→ **THE REQUEST**
Extract every line of the material below and copy each one without any change.

====== MATERIAL

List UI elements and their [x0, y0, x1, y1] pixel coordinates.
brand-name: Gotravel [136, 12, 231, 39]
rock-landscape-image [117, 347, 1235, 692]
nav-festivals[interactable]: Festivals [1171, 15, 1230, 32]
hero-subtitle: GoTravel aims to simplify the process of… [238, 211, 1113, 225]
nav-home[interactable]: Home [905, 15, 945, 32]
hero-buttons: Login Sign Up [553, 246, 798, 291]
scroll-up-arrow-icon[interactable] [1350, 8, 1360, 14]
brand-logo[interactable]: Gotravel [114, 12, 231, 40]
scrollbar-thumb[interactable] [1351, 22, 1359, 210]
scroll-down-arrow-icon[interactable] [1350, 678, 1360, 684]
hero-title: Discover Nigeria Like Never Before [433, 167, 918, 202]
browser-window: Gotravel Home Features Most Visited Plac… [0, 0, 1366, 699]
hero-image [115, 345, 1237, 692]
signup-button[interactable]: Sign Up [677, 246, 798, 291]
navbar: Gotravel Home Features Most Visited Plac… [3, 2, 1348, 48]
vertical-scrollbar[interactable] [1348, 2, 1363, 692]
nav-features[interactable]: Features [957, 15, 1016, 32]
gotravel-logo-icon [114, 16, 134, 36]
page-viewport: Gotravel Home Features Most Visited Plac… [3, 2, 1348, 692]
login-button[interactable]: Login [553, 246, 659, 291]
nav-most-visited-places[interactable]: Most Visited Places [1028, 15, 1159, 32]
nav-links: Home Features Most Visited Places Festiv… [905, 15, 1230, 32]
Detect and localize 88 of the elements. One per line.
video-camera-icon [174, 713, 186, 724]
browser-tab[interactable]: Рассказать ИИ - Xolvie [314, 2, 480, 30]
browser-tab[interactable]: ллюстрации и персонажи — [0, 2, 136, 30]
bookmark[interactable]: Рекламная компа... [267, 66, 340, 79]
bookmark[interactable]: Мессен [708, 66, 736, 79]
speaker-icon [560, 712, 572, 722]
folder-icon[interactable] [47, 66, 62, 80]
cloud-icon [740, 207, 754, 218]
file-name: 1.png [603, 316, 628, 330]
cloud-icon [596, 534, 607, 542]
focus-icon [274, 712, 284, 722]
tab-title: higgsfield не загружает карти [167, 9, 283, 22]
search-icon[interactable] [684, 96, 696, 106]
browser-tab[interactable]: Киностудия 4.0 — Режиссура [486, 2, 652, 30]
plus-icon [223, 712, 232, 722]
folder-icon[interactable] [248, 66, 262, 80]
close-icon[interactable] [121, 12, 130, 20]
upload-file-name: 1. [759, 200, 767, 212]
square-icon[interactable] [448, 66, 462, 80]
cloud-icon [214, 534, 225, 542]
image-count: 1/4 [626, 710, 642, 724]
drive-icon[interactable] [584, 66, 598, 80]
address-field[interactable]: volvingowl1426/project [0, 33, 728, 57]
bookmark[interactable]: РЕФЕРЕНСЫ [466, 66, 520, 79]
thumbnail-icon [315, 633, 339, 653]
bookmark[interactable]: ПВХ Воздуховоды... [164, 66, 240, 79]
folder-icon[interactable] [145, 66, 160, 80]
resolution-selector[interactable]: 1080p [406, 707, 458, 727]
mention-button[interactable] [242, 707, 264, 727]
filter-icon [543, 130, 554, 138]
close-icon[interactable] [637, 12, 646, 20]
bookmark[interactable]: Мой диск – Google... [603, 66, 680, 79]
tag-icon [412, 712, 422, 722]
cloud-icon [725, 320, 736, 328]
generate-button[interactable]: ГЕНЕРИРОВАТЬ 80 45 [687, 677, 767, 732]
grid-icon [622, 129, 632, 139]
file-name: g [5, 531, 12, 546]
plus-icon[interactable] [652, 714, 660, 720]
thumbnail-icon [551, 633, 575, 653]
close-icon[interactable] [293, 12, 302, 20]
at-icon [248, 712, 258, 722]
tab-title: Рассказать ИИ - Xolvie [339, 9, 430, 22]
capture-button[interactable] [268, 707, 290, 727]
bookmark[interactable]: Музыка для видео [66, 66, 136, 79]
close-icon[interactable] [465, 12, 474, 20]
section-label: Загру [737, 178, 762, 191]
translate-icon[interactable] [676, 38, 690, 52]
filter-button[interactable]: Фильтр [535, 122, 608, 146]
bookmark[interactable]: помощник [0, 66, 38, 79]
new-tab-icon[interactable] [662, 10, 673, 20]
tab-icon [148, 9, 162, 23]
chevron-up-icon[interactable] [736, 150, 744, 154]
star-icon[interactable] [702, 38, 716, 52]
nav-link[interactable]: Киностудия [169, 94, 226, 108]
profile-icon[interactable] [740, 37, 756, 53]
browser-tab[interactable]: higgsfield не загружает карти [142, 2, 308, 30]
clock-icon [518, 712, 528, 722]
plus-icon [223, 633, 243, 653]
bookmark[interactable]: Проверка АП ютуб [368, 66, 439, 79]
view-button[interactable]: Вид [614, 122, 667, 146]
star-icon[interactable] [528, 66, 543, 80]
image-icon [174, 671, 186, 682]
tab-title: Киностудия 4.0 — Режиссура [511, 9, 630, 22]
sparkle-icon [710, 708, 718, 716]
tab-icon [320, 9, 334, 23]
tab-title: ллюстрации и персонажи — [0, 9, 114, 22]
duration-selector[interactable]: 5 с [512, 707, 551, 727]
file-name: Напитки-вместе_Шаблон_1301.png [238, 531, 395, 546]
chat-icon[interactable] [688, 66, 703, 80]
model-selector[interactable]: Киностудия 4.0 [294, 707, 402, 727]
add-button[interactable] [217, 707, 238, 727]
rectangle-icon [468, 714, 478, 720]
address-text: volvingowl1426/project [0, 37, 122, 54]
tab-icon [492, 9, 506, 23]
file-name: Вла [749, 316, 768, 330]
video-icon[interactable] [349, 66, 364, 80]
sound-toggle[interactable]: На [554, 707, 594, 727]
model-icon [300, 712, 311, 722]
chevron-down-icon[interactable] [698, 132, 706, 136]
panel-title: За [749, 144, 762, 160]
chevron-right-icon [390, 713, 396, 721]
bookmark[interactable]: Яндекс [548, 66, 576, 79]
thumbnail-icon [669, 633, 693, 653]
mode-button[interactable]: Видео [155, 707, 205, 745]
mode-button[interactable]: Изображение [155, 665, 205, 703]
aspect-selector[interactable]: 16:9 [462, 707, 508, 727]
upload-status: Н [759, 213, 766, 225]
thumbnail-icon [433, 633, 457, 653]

============

→ **FULL RESPONSE**
List UI elements and their [x0, y0, x1, y1] pixel coordinates.
brand-name: Gotravel [136, 12, 231, 39]
rock-landscape-image [117, 347, 1235, 692]
nav-festivals[interactable]: Festivals [1171, 15, 1230, 32]
hero-subtitle: GoTravel aims to simplify the process of… [238, 211, 1113, 225]
nav-home[interactable]: Home [905, 15, 945, 32]
hero-buttons: Login Sign Up [553, 246, 798, 291]
scroll-up-arrow-icon[interactable] [1350, 8, 1360, 14]
brand-logo[interactable]: Gotravel [114, 12, 231, 40]
scrollbar-thumb[interactable] [1351, 22, 1359, 210]
scroll-down-arrow-icon[interactable] [1350, 678, 1360, 684]
hero-title: Discover Nigeria Like Never Before [433, 167, 918, 202]
browser-window: Gotravel Home Features Most Visited Plac… [0, 0, 1366, 699]
hero-image [115, 345, 1237, 692]
signup-button[interactable]: Sign Up [677, 246, 798, 291]
navbar: Gotravel Home Features Most Visited Plac… [3, 2, 1348, 48]
vertical-scrollbar[interactable] [1348, 2, 1363, 692]
nav-features[interactable]: Features [957, 15, 1016, 32]
gotravel-logo-icon [114, 16, 134, 36]
page-viewport: Gotravel Home Features Most Visited Plac… [3, 2, 1348, 692]
login-button[interactable]: Login [553, 246, 659, 291]
nav-most-visited-places[interactable]: Most Visited Places [1028, 15, 1159, 32]
nav-links: Home Features Most Visited Places Festiv… [905, 15, 1230, 32]
Detect and localize 88 of the elements. One per line.
video-camera-icon [174, 713, 186, 724]
browser-tab[interactable]: Рассказать ИИ - Xolvie [314, 2, 480, 30]
browser-tab[interactable]: ллюстрации и персонажи — [0, 2, 136, 30]
bookmark[interactable]: Рекламная компа... [267, 66, 340, 79]
bookmark[interactable]: Мессен [708, 66, 736, 79]
speaker-icon [560, 712, 572, 722]
folder-icon[interactable] [47, 66, 62, 80]
cloud-icon [740, 207, 754, 218]
file-name: 1.png [603, 316, 628, 330]
cloud-icon [596, 534, 607, 542]
focus-icon [274, 712, 284, 722]
tab-title: higgsfield не загружает карти [167, 9, 283, 22]
search-icon[interactable] [684, 96, 696, 106]
browser-tab[interactable]: Киностудия 4.0 — Режиссура [486, 2, 652, 30]
plus-icon [223, 712, 232, 722]
folder-icon[interactable] [248, 66, 262, 80]
close-icon[interactable] [121, 12, 130, 20]
upload-file-name: 1. [759, 200, 767, 212]
square-icon[interactable] [448, 66, 462, 80]
cloud-icon [214, 534, 225, 542]
image-count: 1/4 [626, 710, 642, 724]
drive-icon[interactable] [584, 66, 598, 80]
address-field[interactable]: volvingowl1426/project [0, 33, 728, 57]
bookmark[interactable]: РЕФЕРЕНСЫ [466, 66, 520, 79]
thumbnail-icon [315, 633, 339, 653]
bookmark[interactable]: ПВХ Воздуховоды... [164, 66, 240, 79]
folder-icon[interactable] [145, 66, 160, 80]
resolution-selector[interactable]: 1080p [406, 707, 458, 727]
mention-button[interactable] [242, 707, 264, 727]
filter-icon [543, 130, 554, 138]
close-icon[interactable] [637, 12, 646, 20]
bookmark[interactable]: Мой диск – Google... [603, 66, 680, 79]
tag-icon [412, 712, 422, 722]
cloud-icon [725, 320, 736, 328]
generate-button[interactable]: ГЕНЕРИРОВАТЬ 80 45 [687, 677, 767, 732]
grid-icon [622, 129, 632, 139]
file-name: g [5, 531, 12, 546]
plus-icon[interactable] [652, 714, 660, 720]
thumbnail-icon [551, 633, 575, 653]
close-icon[interactable] [293, 12, 302, 20]
at-icon [248, 712, 258, 722]
tab-title: Рассказать ИИ - Xolvie [339, 9, 430, 22]
capture-button[interactable] [268, 707, 290, 727]
bookmark[interactable]: Музыка для видео [66, 66, 136, 79]
close-icon[interactable] [465, 12, 474, 20]
section-label: Загру [737, 178, 762, 191]
translate-icon[interactable] [676, 38, 690, 52]
filter-button[interactable]: Фильтр [535, 122, 608, 146]
bookmark[interactable]: помощник [0, 66, 38, 79]
new-tab-icon[interactable] [662, 10, 673, 20]
tab-icon [148, 9, 162, 23]
chevron-up-icon[interactable] [736, 150, 744, 154]
star-icon[interactable] [702, 38, 716, 52]
nav-link[interactable]: Киностудия [169, 94, 226, 108]
profile-icon[interactable] [740, 37, 756, 53]
browser-tab[interactable]: higgsfield не загружает карти [142, 2, 308, 30]
clock-icon [518, 712, 528, 722]
plus-icon [223, 633, 243, 653]
bookmark[interactable]: Проверка АП ютуб [368, 66, 439, 79]
view-button[interactable]: Вид [614, 122, 667, 146]
star-icon[interactable] [528, 66, 543, 80]
image-icon [174, 671, 186, 682]
tab-title: Киностудия 4.0 — Режиссура [511, 9, 630, 22]
sparkle-icon [710, 708, 718, 716]
tab-icon [320, 9, 334, 23]
tab-title: ллюстрации и персонажи — [0, 9, 114, 22]
duration-selector[interactable]: 5 с [512, 707, 551, 727]
file-name: Напитки-вместе_Шаблон_1301.png [238, 531, 395, 546]
chat-icon[interactable] [688, 66, 703, 80]
model-selector[interactable]: Киностудия 4.0 [294, 707, 402, 727]
add-button[interactable] [217, 707, 238, 727]
rectangle-icon [468, 714, 478, 720]
address-text: volvingowl1426/project [0, 37, 122, 54]
tab-icon [492, 9, 506, 23]
file-name: Вла [749, 316, 768, 330]
video-icon[interactable] [349, 66, 364, 80]
sound-toggle[interactable]: На [554, 707, 594, 727]
model-icon [300, 712, 311, 722]
chevron-down-icon[interactable] [698, 132, 706, 136]
panel-title: За [749, 144, 762, 160]
chevron-right-icon [390, 713, 396, 721]
bookmark[interactable]: Яндекс [548, 66, 576, 79]
thumbnail-icon [669, 633, 693, 653]
mode-button[interactable]: Видео [155, 707, 205, 745]
mode-button[interactable]: Изображение [155, 665, 205, 703]
aspect-selector[interactable]: 16:9 [462, 707, 508, 727]
upload-status: Н [759, 213, 766, 225]
thumbnail-icon [433, 633, 457, 653]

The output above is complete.